### Directions
Report the number of lines containing "JSON", with no other words.
####
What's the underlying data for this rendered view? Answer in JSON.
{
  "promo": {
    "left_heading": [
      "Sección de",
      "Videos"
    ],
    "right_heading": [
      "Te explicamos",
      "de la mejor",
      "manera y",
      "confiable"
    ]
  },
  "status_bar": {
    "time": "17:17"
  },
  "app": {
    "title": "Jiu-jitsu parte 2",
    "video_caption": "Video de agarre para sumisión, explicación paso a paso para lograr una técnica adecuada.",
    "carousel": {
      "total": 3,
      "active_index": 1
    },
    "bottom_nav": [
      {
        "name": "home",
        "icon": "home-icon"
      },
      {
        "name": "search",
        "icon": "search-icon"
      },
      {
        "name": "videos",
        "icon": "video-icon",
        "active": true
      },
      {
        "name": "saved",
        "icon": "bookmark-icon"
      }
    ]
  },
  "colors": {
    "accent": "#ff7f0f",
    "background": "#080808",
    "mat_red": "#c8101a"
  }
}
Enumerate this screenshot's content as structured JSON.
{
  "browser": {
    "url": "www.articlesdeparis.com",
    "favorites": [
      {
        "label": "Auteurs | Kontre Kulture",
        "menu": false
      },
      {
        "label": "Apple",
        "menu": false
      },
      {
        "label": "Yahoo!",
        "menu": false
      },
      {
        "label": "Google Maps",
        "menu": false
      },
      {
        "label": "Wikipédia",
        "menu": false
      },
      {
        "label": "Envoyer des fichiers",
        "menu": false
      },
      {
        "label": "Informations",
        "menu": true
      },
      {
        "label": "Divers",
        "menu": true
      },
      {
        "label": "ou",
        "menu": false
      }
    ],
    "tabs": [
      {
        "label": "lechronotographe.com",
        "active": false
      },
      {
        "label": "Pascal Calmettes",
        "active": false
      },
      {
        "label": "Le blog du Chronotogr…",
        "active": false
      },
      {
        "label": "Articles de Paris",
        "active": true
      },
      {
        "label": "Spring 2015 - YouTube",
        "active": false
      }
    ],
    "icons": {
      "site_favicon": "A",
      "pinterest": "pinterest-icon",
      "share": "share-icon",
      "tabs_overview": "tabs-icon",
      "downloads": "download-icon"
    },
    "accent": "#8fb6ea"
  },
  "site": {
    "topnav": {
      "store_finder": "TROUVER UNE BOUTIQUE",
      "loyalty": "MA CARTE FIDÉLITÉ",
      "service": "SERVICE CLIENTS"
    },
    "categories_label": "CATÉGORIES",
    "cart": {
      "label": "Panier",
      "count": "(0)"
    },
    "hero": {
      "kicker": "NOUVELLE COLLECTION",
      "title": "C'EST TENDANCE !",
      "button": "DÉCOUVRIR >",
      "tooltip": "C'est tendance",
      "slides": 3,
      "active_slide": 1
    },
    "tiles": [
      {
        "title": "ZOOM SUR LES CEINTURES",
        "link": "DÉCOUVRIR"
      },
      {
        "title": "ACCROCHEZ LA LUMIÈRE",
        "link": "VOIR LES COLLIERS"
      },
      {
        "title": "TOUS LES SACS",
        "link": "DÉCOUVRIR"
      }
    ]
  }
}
####
### Finished task
2